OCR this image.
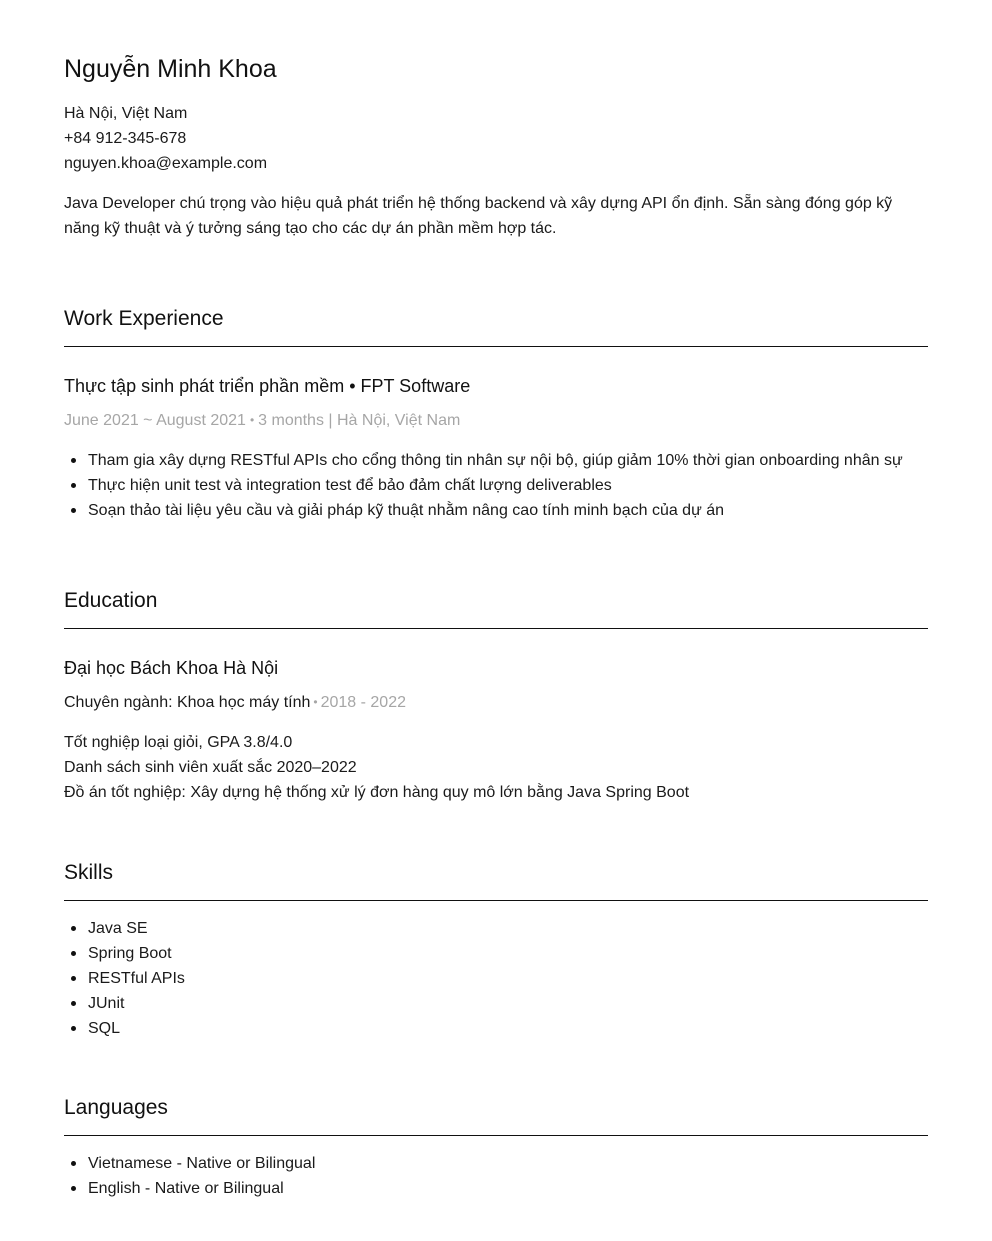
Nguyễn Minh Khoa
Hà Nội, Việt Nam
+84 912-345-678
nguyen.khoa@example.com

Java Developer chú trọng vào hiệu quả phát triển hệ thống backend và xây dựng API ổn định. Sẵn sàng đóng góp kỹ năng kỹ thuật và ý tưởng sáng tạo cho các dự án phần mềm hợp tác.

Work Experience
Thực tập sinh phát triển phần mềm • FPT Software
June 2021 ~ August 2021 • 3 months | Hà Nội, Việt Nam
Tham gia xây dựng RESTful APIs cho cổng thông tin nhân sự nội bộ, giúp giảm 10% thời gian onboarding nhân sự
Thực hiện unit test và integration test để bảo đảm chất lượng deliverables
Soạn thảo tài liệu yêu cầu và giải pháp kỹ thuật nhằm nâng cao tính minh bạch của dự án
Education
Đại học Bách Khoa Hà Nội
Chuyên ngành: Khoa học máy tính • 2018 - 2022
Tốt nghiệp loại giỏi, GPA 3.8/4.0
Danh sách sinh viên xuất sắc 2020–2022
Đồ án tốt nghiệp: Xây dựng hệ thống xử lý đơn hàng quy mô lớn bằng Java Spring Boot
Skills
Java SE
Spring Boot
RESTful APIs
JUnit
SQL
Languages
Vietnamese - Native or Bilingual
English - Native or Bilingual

DIRECTIONS FOR THIS TASK =
Repeat the material above word for word and skip every image in it.

ANSWER IN FULL =
OCR this image.
Nguyễn Minh Khoa
Hà Nội, Việt Nam
+84 912-345-678
nguyen.khoa@example.com

Java Developer chú trọng vào hiệu quả phát triển hệ thống backend và xây dựng API ổn định. Sẵn sàng đóng góp kỹ năng kỹ thuật và ý tưởng sáng tạo cho các dự án phần mềm hợp tác.

Work Experience
Thực tập sinh phát triển phần mềm • FPT Software
June 2021 ~ August 2021 • 3 months | Hà Nội, Việt Nam
Tham gia xây dựng RESTful APIs cho cổng thông tin nhân sự nội bộ, giúp giảm 10% thời gian onboarding nhân sự
Thực hiện unit test và integration test để bảo đảm chất lượng deliverables
Soạn thảo tài liệu yêu cầu và giải pháp kỹ thuật nhằm nâng cao tính minh bạch của dự án
Education
Đại học Bách Khoa Hà Nội
Chuyên ngành: Khoa học máy tính • 2018 - 2022
Tốt nghiệp loại giỏi, GPA 3.8/4.0
Danh sách sinh viên xuất sắc 2020–2022
Đồ án tốt nghiệp: Xây dựng hệ thống xử lý đơn hàng quy mô lớn bằng Java Spring Boot
Skills
Java SE
Spring Boot
RESTful APIs
JUnit
SQL
Languages
Vietnamese - Native or Bilingual
English - Native or Bilingual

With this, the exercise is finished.